Hi Jordi, thanks for your help!

Your right about the flow pattern. It is so strong leaving the outlet that it erodes the soil in the bottom right corner and the air in the drop checker actually 'wobbles' in the current.
flow by pepedopolous, on Flickr

The Koralia, now pointing down, doesn't ripple the surface so much but I think it is the skimmer that provides a decent amount of rippling and degassing as it acts like a mini overflow...
P1270778 by pepedopolous, on Flickr

It's a never ending chore to remove all the _Staurogyne_ leaves...
P1270775 by pepedopolous, on Flickr

I think I have maximised flow by having minimal filter media (most importantly no floss) and as short as possible lengths of tubing.

PC057425 by pepedopolous, on Flickr
P1270786 by pepedopolous, on Flickr

If I didn't have decent degassing/agitation, I wouldn't have such a stable pH when the CO2 is on: -
pH profile by pepedopolous, on Flickr

So, what is the _Staurogyne_ telling me? This pic is about a week old, when I was already a bit concerned about the leaves falling off: -
P1170539 by pepedopolous, on Flickr
The roots go right to the bottom glass.

And now a pic from today. This Stauro is right in the path of the filter outflow in the bottom right corner. Wherever you look the water is carbonated!
P1270758 by pepedopolous, on Flickr

Another shot to show the lemonade. CO2 bubbles are collecting under the _Microsorum_ leaves.
P1270755cr by pepedopolous, on Flickr

Facing the filter outlet head on: -
P1270750 by pepedopolous, on Flickr

More Stauro this time on the left hand side: -
P1270768 by pepedopolous, on Flickr
P1270767 by pepedopolous, on Flickr

The middle patch of _Staurogyne_. It is now possible to see the stems and substrate where before there was simply loads of leaves.
P1270769 by pepedopolous, on Flickr


I haven't changed the drop checker fluid in ages as I check the pH with a meter. The DC never goes blue, it's lime green when the CO2 is on: -
P1270788 by pepedopolous, on Flickr

The force of the CO2 when it first comes on drives out the water in the bubble counter within days.

(Region boundary data)
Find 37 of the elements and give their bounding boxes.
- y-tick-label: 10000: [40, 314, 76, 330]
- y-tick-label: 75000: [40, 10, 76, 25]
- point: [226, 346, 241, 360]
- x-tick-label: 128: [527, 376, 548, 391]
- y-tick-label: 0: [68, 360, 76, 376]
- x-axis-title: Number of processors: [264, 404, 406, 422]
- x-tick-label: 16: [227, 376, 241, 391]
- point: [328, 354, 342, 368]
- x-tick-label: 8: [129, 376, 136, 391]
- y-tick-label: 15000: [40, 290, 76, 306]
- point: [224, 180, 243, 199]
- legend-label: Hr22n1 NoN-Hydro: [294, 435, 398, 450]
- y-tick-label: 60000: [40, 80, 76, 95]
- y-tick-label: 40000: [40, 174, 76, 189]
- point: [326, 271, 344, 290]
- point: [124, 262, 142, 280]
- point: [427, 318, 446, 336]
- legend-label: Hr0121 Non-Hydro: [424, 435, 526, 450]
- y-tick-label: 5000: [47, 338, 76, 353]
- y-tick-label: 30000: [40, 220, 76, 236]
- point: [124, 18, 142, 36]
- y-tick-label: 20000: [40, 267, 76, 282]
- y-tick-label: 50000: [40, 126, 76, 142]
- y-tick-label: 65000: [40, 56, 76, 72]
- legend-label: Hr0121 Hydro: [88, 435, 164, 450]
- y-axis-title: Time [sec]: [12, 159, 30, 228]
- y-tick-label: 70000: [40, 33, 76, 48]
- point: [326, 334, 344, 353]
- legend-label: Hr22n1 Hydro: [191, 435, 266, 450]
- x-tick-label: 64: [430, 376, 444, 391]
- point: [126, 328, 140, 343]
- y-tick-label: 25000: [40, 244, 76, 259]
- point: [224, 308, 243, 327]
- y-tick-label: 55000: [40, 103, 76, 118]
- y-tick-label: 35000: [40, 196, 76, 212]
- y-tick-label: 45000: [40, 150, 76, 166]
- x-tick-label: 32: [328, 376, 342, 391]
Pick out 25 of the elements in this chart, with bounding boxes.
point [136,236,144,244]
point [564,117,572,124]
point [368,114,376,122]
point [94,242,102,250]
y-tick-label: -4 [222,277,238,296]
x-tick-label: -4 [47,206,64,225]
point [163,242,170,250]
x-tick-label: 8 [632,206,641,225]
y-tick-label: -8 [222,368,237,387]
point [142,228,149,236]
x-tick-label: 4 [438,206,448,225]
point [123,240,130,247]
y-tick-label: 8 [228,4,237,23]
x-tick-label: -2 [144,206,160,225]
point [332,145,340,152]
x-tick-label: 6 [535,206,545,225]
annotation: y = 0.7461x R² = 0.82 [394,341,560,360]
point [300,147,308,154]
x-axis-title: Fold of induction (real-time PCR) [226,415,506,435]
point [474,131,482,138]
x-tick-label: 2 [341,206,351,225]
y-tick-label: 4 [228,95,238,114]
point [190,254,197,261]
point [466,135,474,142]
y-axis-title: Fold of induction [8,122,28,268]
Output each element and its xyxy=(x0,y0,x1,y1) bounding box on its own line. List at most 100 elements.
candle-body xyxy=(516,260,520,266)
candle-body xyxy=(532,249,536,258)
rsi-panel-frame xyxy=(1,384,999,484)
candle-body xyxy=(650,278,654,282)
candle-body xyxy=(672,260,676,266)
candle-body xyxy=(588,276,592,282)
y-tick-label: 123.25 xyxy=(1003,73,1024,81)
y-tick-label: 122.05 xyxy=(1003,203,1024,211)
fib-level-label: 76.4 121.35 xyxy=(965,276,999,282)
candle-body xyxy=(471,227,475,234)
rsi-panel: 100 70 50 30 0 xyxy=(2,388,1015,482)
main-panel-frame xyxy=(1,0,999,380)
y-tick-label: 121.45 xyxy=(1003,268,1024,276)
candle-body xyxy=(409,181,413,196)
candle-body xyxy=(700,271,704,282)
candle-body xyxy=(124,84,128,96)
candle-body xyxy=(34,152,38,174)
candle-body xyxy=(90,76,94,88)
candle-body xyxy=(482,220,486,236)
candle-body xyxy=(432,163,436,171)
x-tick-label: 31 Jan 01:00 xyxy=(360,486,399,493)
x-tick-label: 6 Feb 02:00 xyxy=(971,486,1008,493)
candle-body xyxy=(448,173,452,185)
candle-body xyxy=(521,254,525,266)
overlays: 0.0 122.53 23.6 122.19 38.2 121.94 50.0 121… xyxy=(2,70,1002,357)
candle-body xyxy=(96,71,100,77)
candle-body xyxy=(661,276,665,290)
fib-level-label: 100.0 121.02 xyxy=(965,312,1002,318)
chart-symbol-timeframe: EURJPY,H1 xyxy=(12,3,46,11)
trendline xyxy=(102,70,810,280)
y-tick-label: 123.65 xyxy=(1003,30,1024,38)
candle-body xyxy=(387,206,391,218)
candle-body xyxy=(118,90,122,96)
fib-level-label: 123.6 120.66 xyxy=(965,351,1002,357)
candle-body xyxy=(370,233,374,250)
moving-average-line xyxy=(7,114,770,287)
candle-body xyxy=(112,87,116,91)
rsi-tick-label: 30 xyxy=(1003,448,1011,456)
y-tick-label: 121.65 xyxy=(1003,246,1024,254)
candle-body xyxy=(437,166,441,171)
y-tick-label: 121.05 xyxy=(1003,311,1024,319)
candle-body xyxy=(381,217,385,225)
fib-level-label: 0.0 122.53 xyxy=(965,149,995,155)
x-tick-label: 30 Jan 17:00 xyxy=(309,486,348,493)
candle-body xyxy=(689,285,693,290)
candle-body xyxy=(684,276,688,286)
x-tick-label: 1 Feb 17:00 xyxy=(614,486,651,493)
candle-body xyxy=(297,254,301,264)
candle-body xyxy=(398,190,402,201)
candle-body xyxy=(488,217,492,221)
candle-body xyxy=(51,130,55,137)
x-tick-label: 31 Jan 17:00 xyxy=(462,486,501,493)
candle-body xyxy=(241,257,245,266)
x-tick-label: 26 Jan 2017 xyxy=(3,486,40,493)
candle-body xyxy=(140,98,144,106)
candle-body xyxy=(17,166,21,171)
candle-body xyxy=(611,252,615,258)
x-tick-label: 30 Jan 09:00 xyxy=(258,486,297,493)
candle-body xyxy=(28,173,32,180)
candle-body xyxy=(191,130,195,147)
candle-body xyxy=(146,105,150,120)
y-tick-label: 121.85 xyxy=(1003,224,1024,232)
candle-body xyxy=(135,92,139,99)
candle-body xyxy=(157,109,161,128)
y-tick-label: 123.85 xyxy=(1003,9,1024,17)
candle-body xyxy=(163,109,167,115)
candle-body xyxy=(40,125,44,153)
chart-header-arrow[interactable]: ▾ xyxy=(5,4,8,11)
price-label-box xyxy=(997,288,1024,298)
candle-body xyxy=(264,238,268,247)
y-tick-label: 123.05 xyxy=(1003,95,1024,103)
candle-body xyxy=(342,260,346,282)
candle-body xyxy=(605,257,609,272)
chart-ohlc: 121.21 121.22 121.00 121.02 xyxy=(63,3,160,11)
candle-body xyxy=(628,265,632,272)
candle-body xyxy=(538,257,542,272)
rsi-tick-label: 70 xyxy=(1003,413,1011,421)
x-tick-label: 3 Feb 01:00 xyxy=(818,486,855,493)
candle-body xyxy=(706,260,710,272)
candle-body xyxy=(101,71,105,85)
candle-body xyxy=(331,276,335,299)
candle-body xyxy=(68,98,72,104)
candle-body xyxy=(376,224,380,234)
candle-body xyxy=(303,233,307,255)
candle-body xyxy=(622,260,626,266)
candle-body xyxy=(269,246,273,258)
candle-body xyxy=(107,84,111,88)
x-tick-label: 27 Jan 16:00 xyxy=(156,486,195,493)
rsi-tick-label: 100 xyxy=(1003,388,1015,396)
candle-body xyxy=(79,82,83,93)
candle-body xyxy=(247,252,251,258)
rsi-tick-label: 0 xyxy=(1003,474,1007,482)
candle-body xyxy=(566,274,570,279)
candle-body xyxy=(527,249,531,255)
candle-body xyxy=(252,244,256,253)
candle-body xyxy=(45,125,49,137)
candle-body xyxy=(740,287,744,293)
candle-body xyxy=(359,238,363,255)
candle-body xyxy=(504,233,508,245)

- _AIM A_
In the aquarium forum post, list every Flickr photo title that doesn't begin with "P127".
- _AIM B_
Pick up the aquarium forum post after its last sentence and keep writing it.
These lines have nothing to do with the aquarium forum post.

- _TASK RESULT A_
flow, PC057425, pH profile, P1170539

- _TASK RESULT B_
P1270784 by pepedopolous, on Flickr

No leaks here?
P1270785 by pepedopolous, on Flickr

The 'Monte Carlo' doesn't seem to care so much for CO2!
P1270789 by pepedopolous, on Flickr


I've had this afternoon to look at the aquarium and the pH right now (18:00) is at 5.79. At 14:00 was about the same (5.82). It as only at about 17:00 that I noticed any fish at the surface. They are all there right now but to be honest I wonder if they are just hungry and also they all love the flow.

I know from bitter experience that when I push the CO2 too high, the Amano shrimps start jumping out. This hasn't happened yet with this scape.

So, I'm thinking I could increase the CO2 a bit more (when I refill the bubble counter!) and also maybe stop the CO2 earlier for the sake of the fish.

At the moment I stop it at 20:00, 2 hours before lights off. Maybe I could stop it 3 or even 4 hours before lights off?

My next task for this evening is to calibrate the pH meter again, do a KH test and get out the PITA Seneye to check the PAR again. I have NO algae and with many people running Aquaskys with 100+ PAR at the substrate, what harm can I do if I double the PAR to say 40?!

Thanks for looking,

P


----------



## parotet (27 Jan 2015)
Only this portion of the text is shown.